··· SUPPLIED RECORDS ···
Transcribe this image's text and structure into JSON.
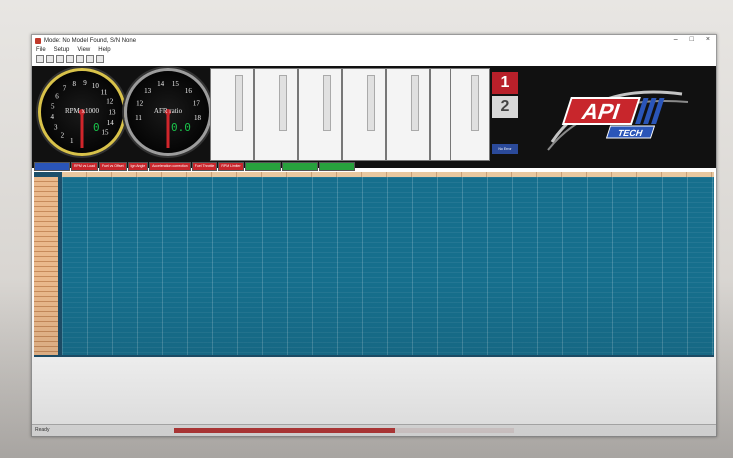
{
  "window": {
    "title": "Mode: No Model Found, S/N None",
    "controls": [
      "–",
      "□",
      "×"
    ]
  },
  "menu": [
    "File",
    "Setup",
    "View",
    "Help"
  ],
  "toolbar": {
    "icon_count": 7
  },
  "gauges": {
    "rpm": {
      "label": "RPM x1000",
      "ticks": [
        "1",
        "2",
        "3",
        "4",
        "5",
        "6",
        "7",
        "8",
        "9",
        "10",
        "11",
        "12",
        "13",
        "14",
        "15"
      ],
      "value": "0"
    },
    "afr": {
      "label": "AFR ratio",
      "ticks": [
        "11",
        "12",
        "13",
        "14",
        "15",
        "16",
        "17",
        "18"
      ],
      "value": "0.0"
    }
  },
  "gear": {
    "top": "1",
    "bottom": "2",
    "error": "No Error"
  },
  "logo": {
    "brand": "API",
    "sub": "TECH"
  },
  "tabs": [
    {
      "label": "",
      "color": "#2a55b8"
    },
    {
      "label": "RPM vs Load",
      "color": "#c8262c"
    },
    {
      "label": "Fuel vs Offset",
      "color": "#c8262c"
    },
    {
      "label": "Ign Angle",
      "color": "#c8262c"
    },
    {
      "label": "Acceleration correction",
      "color": "#c8262c"
    },
    {
      "label": "Fuel Throttle",
      "color": "#c8262c"
    },
    {
      "label": "RPM Limiter",
      "color": "#c8262c"
    },
    {
      "label": "",
      "color": "#27a13d"
    },
    {
      "label": "",
      "color": "#27a13d"
    },
    {
      "label": "",
      "color": "#27a13d"
    }
  ],
  "status": {
    "text": "Ready",
    "progress_fraction": 0.65
  }
}
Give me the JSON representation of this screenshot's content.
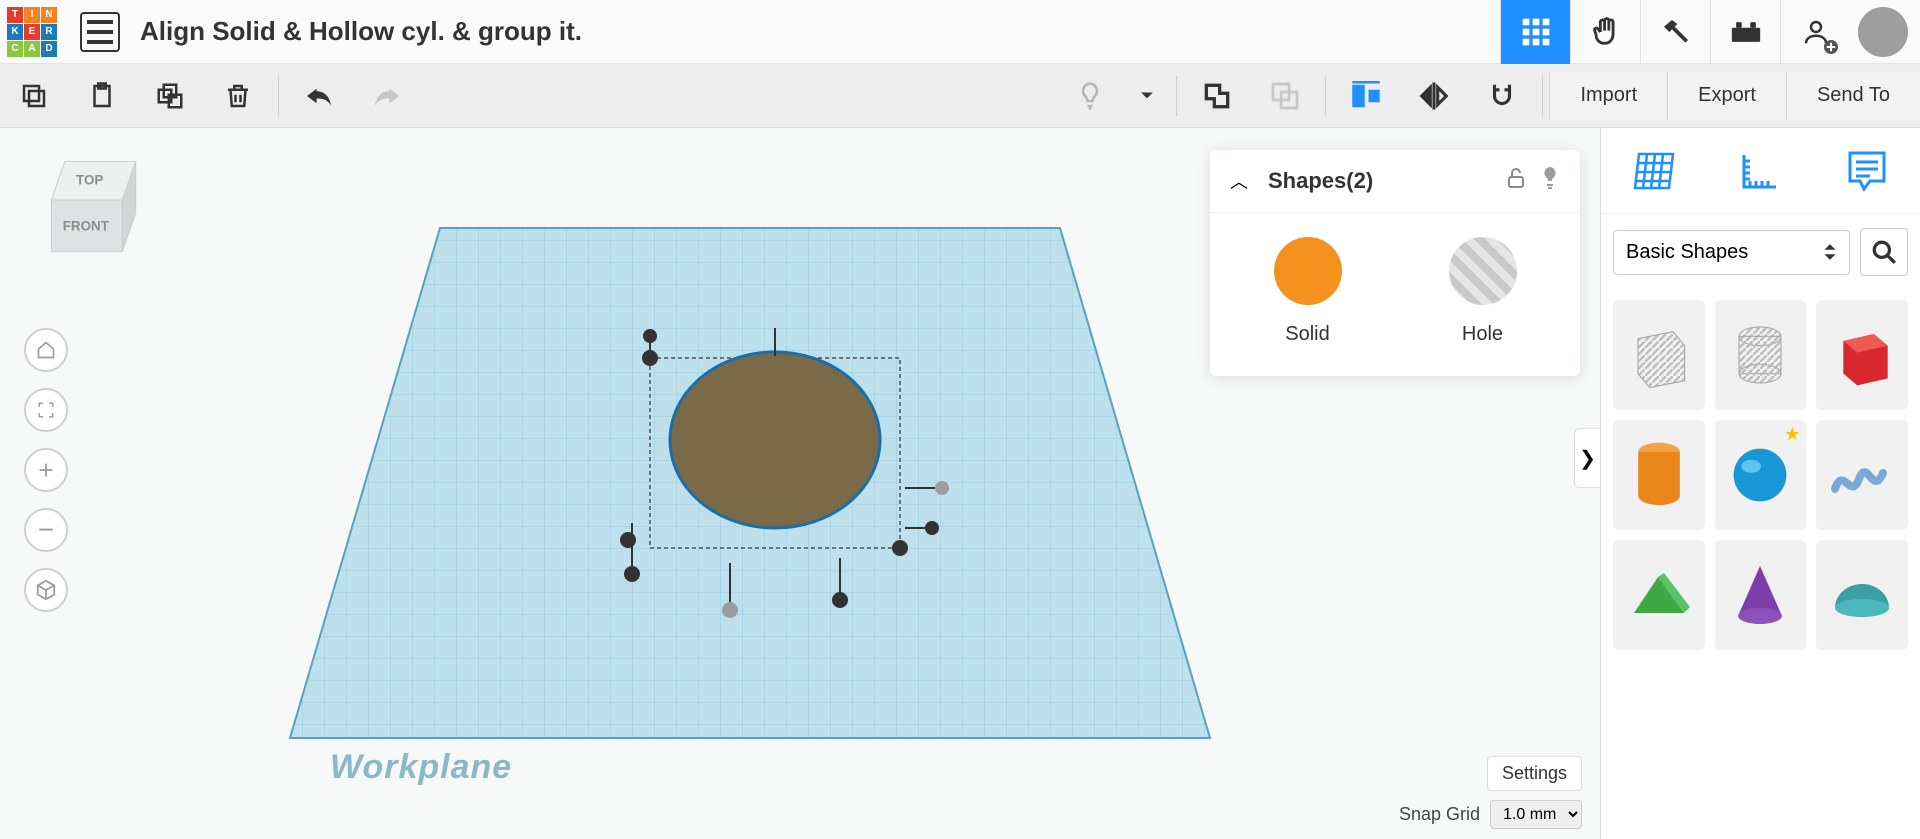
{
  "header": {
    "project_title": "Align Solid & Hollow cyl. & group it."
  },
  "toolbar": {
    "import_label": "Import",
    "export_label": "Export",
    "send_to_label": "Send To"
  },
  "viewcube": {
    "top": "TOP",
    "front": "FRONT"
  },
  "workplane": {
    "label": "Workplane"
  },
  "inspector": {
    "title": "Shapes(2)",
    "solid_label": "Solid",
    "hole_label": "Hole"
  },
  "bottom": {
    "settings_label": "Settings",
    "snap_label": "Snap Grid",
    "snap_value": "1.0 mm"
  },
  "sidebar": {
    "category": "Basic Shapes",
    "collapse_glyph": "❯",
    "shapes": [
      {
        "name": "box-hole",
        "type": "hole"
      },
      {
        "name": "cylinder-hole",
        "type": "hole"
      },
      {
        "name": "box",
        "color": "#d8272d"
      },
      {
        "name": "cylinder",
        "color": "#e9861c"
      },
      {
        "name": "sphere",
        "color": "#1797d5",
        "starred": true
      },
      {
        "name": "scribble",
        "color": "#7aa8d8"
      },
      {
        "name": "roof",
        "color": "#3fa845"
      },
      {
        "name": "cone",
        "color": "#7a3fa8"
      },
      {
        "name": "half-sphere",
        "color": "#3aa0a4"
      }
    ]
  },
  "colors": {
    "accent": "#1e90ff"
  }
}
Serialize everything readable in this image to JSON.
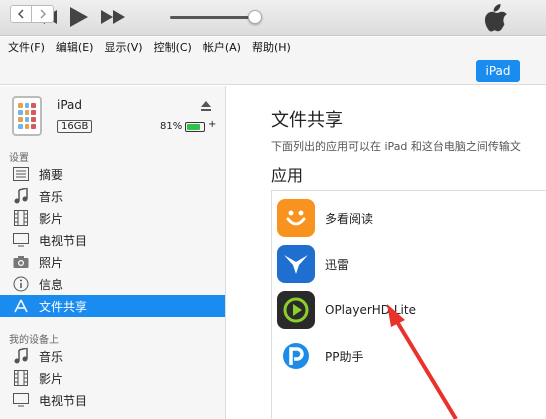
{
  "menu": [
    "文件(F)",
    "编辑(E)",
    "显示(V)",
    "控制(C)",
    "帐户(A)",
    "帮助(H)"
  ],
  "device": {
    "button_label": "iPad",
    "name": "iPad",
    "capacity": "16GB",
    "battery_percent_text": "81%",
    "battery_level": 0.81,
    "charging_symbol": "+"
  },
  "sidebar": {
    "settings_label": "设置",
    "settings_items": [
      {
        "label": "摘要",
        "icon": "summary-icon"
      },
      {
        "label": "音乐",
        "icon": "music-icon"
      },
      {
        "label": "影片",
        "icon": "film-icon"
      },
      {
        "label": "电视节目",
        "icon": "tv-icon"
      },
      {
        "label": "照片",
        "icon": "camera-icon"
      },
      {
        "label": "信息",
        "icon": "info-icon"
      },
      {
        "label": "文件共享",
        "icon": "app-store-icon",
        "selected": true
      }
    ],
    "my_device_label": "我的设备上",
    "my_device_items": [
      {
        "label": "音乐",
        "icon": "music-icon"
      },
      {
        "label": "影片",
        "icon": "film-icon"
      },
      {
        "label": "电视节目",
        "icon": "tv-icon"
      }
    ]
  },
  "main": {
    "title": "文件共享",
    "description": "下面列出的应用可以在 iPad 和这台电脑之间传输文",
    "apps_heading": "应用",
    "apps": [
      {
        "name": "多看阅读",
        "color": "#f7931e"
      },
      {
        "name": "迅雷",
        "color": "#1f6fd1"
      },
      {
        "name": "OPlayerHD Lite",
        "color": "#2a2a2a"
      },
      {
        "name": "PP助手",
        "color": "#ffffff"
      }
    ]
  },
  "colors": {
    "accent": "#1a8cf0",
    "annotation_arrow": "#e8322b"
  }
}
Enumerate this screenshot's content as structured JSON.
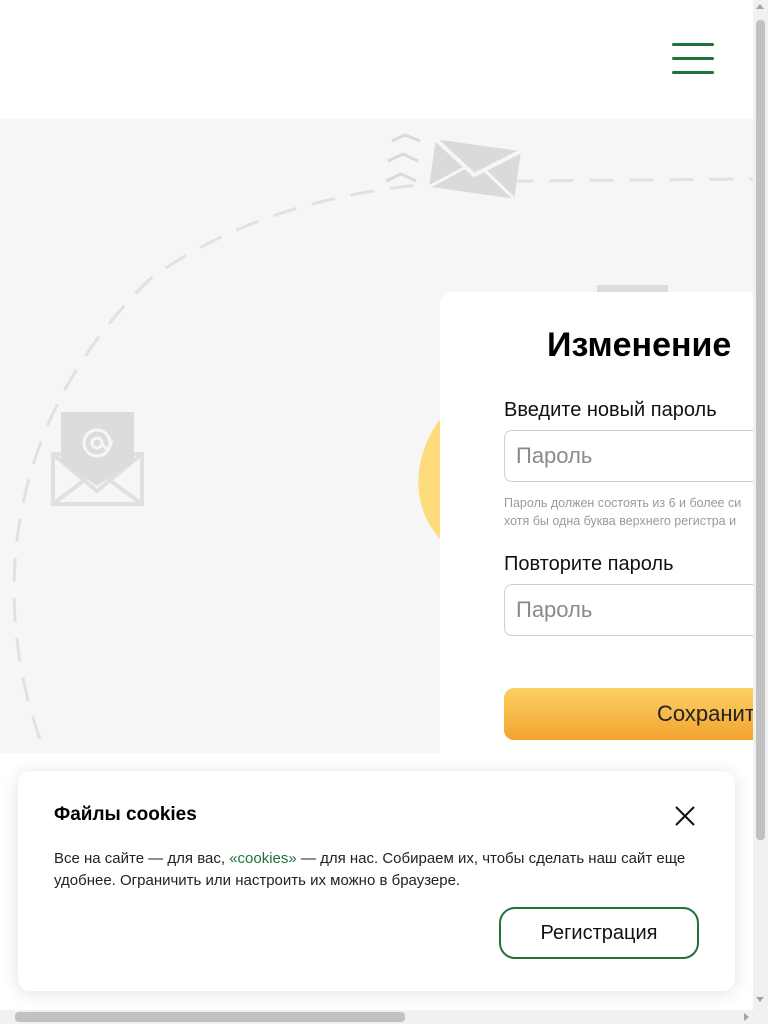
{
  "header": {
    "menu_icon": "hamburger-menu-icon",
    "accent_color": "#21723a"
  },
  "hero": {
    "decorations": [
      "envelope-icon",
      "at-sign-envelope-icon",
      "dashed-flight-path"
    ]
  },
  "form": {
    "title": "Изменение",
    "new_password_label": "Введите новый пароль",
    "new_password_placeholder": "Пароль",
    "hint_line1": "Пароль должен состоять из 6 и более си",
    "hint_line2": "хотя бы одна буква верхнего регистра и",
    "repeat_password_label": "Повторите пароль",
    "repeat_password_placeholder": "Пароль",
    "save_label": "Сохранит"
  },
  "cookie": {
    "title": "Файлы cookies",
    "text_before": "Все на сайте — для вас, ",
    "link_text": "«cookies»",
    "text_after": " — для нас. Собираем их, чтобы сделать наш сайт еще удобнее. Ограничить или настроить их можно в браузере.",
    "button_label": "Регистрация",
    "close_icon": "close-icon"
  }
}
···
Quote each line of the listing exactly, but leave the pictures out.

▸ SOLUTION FOR THIS TASK
Transcribe this image's text and structure into JSON.
{
  "window": {
    "title": "Mode: No Model Found, S/N None",
    "controls": [
      "–",
      "□",
      "×"
    ]
  },
  "menu": [
    "File",
    "Setup",
    "View",
    "Help"
  ],
  "toolbar": {
    "icon_count": 7
  },
  "gauges": {
    "rpm": {
      "label": "RPM x1000",
      "ticks": [
        "1",
        "2",
        "3",
        "4",
        "5",
        "6",
        "7",
        "8",
        "9",
        "10",
        "11",
        "12",
        "13",
        "14",
        "15"
      ],
      "value": "0"
    },
    "afr": {
      "label": "AFR ratio",
      "ticks": [
        "11",
        "12",
        "13",
        "14",
        "15",
        "16",
        "17",
        "18"
      ],
      "value": "0.0"
    }
  },
  "gear": {
    "top": "1",
    "bottom": "2",
    "error": "No Error"
  },
  "logo": {
    "brand": "API",
    "sub": "TECH"
  },
  "tabs": [
    {
      "label": "",
      "color": "#2a55b8"
    },
    {
      "label": "RPM vs Load",
      "color": "#c8262c"
    },
    {
      "label": "Fuel vs Offset",
      "color": "#c8262c"
    },
    {
      "label": "Ign Angle",
      "color": "#c8262c"
    },
    {
      "label": "Acceleration correction",
      "color": "#c8262c"
    },
    {
      "label": "Fuel Throttle",
      "color": "#c8262c"
    },
    {
      "label": "RPM Limiter",
      "color": "#c8262c"
    },
    {
      "label": "",
      "color": "#27a13d"
    },
    {
      "label": "",
      "color": "#27a13d"
    },
    {
      "label": "",
      "color": "#27a13d"
    }
  ],
  "status": {
    "text": "Ready",
    "progress_fraction": 0.65
  }
}
Give me the JSON representation of this screenshot's content.
{
  "header": {
    "project_title": "Align Solid & Hollow cyl. & group it."
  },
  "toolbar": {
    "import_label": "Import",
    "export_label": "Export",
    "send_to_label": "Send To"
  },
  "viewcube": {
    "top": "TOP",
    "front": "FRONT"
  },
  "workplane": {
    "label": "Workplane"
  },
  "inspector": {
    "title": "Shapes(2)",
    "solid_label": "Solid",
    "hole_label": "Hole"
  },
  "bottom": {
    "settings_label": "Settings",
    "snap_label": "Snap Grid",
    "snap_value": "1.0 mm"
  },
  "sidebar": {
    "category": "Basic Shapes",
    "collapse_glyph": "❯",
    "shapes": [
      {
        "name": "box-hole",
        "type": "hole"
      },
      {
        "name": "cylinder-hole",
        "type": "hole"
      },
      {
        "name": "box",
        "color": "#d8272d"
      },
      {
        "name": "cylinder",
        "color": "#e9861c"
      },
      {
        "name": "sphere",
        "color": "#1797d5",
        "starred": true
      },
      {
        "name": "scribble",
        "color": "#7aa8d8"
      },
      {
        "name": "roof",
        "color": "#3fa845"
      },
      {
        "name": "cone",
        "color": "#7a3fa8"
      },
      {
        "name": "half-sphere",
        "color": "#3aa0a4"
      }
    ]
  },
  "colors": {
    "accent": "#1e90ff"
  }
}
Serialize everything readable in this image to JSON.
{
  "menu": [
    "文件(F)",
    "编辑(E)",
    "显示(V)",
    "控制(C)",
    "帐户(A)",
    "帮助(H)"
  ],
  "device": {
    "button_label": "iPad",
    "name": "iPad",
    "capacity": "16GB",
    "battery_percent_text": "81%",
    "battery_level": 0.81,
    "charging_symbol": "+"
  },
  "sidebar": {
    "settings_label": "设置",
    "settings_items": [
      {
        "label": "摘要",
        "icon": "summary-icon"
      },
      {
        "label": "音乐",
        "icon": "music-icon"
      },
      {
        "label": "影片",
        "icon": "film-icon"
      },
      {
        "label": "电视节目",
        "icon": "tv-icon"
      },
      {
        "label": "照片",
        "icon": "camera-icon"
      },
      {
        "label": "信息",
        "icon": "info-icon"
      },
      {
        "label": "文件共享",
        "icon": "app-store-icon",
        "selected": true
      }
    ],
    "my_device_label": "我的设备上",
    "my_device_items": [
      {
        "label": "音乐",
        "icon": "music-icon"
      },
      {
        "label": "影片",
        "icon": "film-icon"
      },
      {
        "label": "电视节目",
        "icon": "tv-icon"
      }
    ]
  },
  "main": {
    "title": "文件共享",
    "description": "下面列出的应用可以在 iPad 和这台电脑之间传输文",
    "apps_heading": "应用",
    "apps": [
      {
        "name": "多看阅读",
        "color": "#f7931e"
      },
      {
        "name": "迅雷",
        "color": "#1f6fd1"
      },
      {
        "name": "OPlayerHD Lite",
        "color": "#2a2a2a"
      },
      {
        "name": "PP助手",
        "color": "#ffffff"
      }
    ]
  },
  "colors": {
    "accent": "#1a8cf0",
    "annotation_arrow": "#e8322b"
  }
}
Enumerate this screenshot's content as structured JSON.
{
  "header": {
    "menu_icon": "hamburger-menu-icon",
    "accent_color": "#21723a"
  },
  "hero": {
    "decorations": [
      "envelope-icon",
      "at-sign-envelope-icon",
      "dashed-flight-path"
    ]
  },
  "form": {
    "title": "Изменение",
    "new_password_label": "Введите новый пароль",
    "new_password_placeholder": "Пароль",
    "hint_line1": "Пароль должен состоять из 6 и более си",
    "hint_line2": "хотя бы одна буква верхнего регистра и",
    "repeat_password_label": "Повторите пароль",
    "repeat_password_placeholder": "Пароль",
    "save_label": "Сохранит"
  },
  "cookie": {
    "title": "Файлы cookies",
    "text_before": "Все на сайте — для вас, ",
    "link_text": "«cookies»",
    "text_after": " — для нас. Собираем их, чтобы сделать наш сайт еще удобнее. Ограничить или настроить их можно в браузере.",
    "button_label": "Регистрация",
    "close_icon": "close-icon"
  }
}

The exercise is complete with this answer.